Exercise objective – Can you copy out verbatim the stretch of the football season passage below that opens with the words containing "1999–2000 also saw" and closes with "Megson as manager."?

Page extract –

Sunderland made an impressive Premiership comeback by finishing seventh and just missing out on a UEFA Cup place, in part due to 30 goals from prolific striker Kevin Phillips.

Watford went down in bottom place with a record Premiership low of 24 points. Sheffield Wednesday were next to go down. On the last day of the season, Wimbledon lost 2–0 at Southampton and Bradford City achieved a shock 1–0 home win over Liverpool thanks to a goal by David Wetherall. This meant that Bradford had survived the drop and Liverpool had surrendered a UEFA Champions League place to Leeds United. It also meant that Wimbledon's 14-year spell in the top flight was over and they were relegated to Division One 12 years to the day that they had beaten Liverpool to achieve a shock FA Cup triumph.

===Division One===
The three promotion places in Division One went to league champions Charlton Athletic, runners-up Manchester City and playoff champions Ipswich Town.

1999–2000 also saw some of Division One's biggest clubs miss out on promotion—the biggest of these were Blackburn Rovers (11th) and Nottingham Forest (14th). Steve Coppell ended his fourth spell as Crystal Palace manager after doing wonders to keep a virtually bankrupt club clear of the Division One relegation zone.

Going down were Walsall, Port Vale and Swindon Town. West Bromwich Albion just missed out on the drop zone thanks to a late turn-around in form during the final weeks of the season which followed the appointment of Gary Megson as manager.

Excerpted data –
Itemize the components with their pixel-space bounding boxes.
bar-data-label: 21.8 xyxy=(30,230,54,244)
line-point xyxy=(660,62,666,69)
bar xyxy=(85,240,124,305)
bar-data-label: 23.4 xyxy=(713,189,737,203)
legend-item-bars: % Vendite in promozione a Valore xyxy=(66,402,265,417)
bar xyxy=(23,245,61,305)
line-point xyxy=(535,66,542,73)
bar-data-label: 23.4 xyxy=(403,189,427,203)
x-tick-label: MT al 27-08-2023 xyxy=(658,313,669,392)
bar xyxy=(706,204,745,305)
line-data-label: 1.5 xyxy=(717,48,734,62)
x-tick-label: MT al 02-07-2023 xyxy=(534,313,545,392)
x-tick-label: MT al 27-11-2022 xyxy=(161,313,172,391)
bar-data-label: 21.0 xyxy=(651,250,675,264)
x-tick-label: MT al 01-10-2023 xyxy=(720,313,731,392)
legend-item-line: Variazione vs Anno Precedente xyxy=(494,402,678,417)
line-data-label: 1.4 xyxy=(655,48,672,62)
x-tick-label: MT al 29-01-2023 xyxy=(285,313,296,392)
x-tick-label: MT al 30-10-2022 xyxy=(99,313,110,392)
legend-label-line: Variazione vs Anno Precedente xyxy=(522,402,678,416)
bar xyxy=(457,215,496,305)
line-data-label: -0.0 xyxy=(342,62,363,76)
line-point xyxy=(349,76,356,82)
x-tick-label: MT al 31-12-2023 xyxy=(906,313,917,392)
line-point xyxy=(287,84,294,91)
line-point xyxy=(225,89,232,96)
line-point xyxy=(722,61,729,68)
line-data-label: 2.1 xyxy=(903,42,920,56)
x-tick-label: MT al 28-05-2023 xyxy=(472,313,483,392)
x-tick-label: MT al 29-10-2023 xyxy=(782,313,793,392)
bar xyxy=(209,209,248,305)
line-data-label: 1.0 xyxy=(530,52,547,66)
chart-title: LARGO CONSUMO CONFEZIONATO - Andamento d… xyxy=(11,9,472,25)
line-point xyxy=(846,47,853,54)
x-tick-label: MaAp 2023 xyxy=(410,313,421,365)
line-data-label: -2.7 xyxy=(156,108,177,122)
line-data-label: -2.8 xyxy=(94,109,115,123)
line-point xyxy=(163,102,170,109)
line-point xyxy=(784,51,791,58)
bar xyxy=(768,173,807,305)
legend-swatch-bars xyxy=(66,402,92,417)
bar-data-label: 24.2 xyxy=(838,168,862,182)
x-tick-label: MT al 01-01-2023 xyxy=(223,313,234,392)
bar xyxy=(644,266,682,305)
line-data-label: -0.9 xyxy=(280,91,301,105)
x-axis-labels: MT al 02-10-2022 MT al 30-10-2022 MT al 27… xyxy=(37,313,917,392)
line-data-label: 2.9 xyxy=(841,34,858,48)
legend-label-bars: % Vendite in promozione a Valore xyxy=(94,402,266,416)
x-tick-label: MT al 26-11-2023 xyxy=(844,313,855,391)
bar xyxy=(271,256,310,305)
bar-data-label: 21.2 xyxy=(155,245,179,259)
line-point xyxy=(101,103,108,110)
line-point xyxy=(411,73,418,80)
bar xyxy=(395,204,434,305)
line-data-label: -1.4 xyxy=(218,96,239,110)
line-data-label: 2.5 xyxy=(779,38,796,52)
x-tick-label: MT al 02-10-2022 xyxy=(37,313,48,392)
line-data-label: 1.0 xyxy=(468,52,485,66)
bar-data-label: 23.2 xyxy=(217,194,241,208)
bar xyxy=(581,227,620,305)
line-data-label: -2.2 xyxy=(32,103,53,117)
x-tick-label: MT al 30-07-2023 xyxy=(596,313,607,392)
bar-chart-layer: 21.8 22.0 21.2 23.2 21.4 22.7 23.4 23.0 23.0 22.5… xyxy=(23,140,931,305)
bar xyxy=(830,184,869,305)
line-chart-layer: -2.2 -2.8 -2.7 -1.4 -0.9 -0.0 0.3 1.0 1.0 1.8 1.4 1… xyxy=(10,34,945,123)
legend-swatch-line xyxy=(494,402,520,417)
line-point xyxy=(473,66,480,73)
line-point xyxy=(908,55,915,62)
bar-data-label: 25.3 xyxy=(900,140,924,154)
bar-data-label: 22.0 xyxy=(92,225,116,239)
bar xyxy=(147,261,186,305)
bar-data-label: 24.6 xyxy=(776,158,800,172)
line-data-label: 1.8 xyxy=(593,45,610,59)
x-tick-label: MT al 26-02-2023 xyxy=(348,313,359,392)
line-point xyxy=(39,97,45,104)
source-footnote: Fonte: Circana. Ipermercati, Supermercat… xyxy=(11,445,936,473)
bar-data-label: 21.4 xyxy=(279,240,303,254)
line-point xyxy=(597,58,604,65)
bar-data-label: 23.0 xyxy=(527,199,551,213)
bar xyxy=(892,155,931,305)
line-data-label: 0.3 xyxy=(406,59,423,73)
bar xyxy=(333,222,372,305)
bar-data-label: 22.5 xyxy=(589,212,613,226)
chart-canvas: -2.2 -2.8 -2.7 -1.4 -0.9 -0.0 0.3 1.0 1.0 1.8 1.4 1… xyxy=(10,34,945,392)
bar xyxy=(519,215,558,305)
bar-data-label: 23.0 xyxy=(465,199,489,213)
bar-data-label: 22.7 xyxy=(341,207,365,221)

Full response –
1999–2000 also saw some of Division One's biggest clubs miss out on promotion—the biggest of these were Blackburn Rovers (11th) and Nottingham Forest (14th). Steve Coppell ended his fourth spell as Crystal Palace manager after doing wonders to keep a virtually bankrupt club clear of the Division One relegation zone.

Going down were Walsall, Port Vale and Swindon Town. West Bromwich Albion just missed out on the drop zone thanks to a late turn-around in form during the final weeks of the season which followed the appointment of Gary Megson as manager.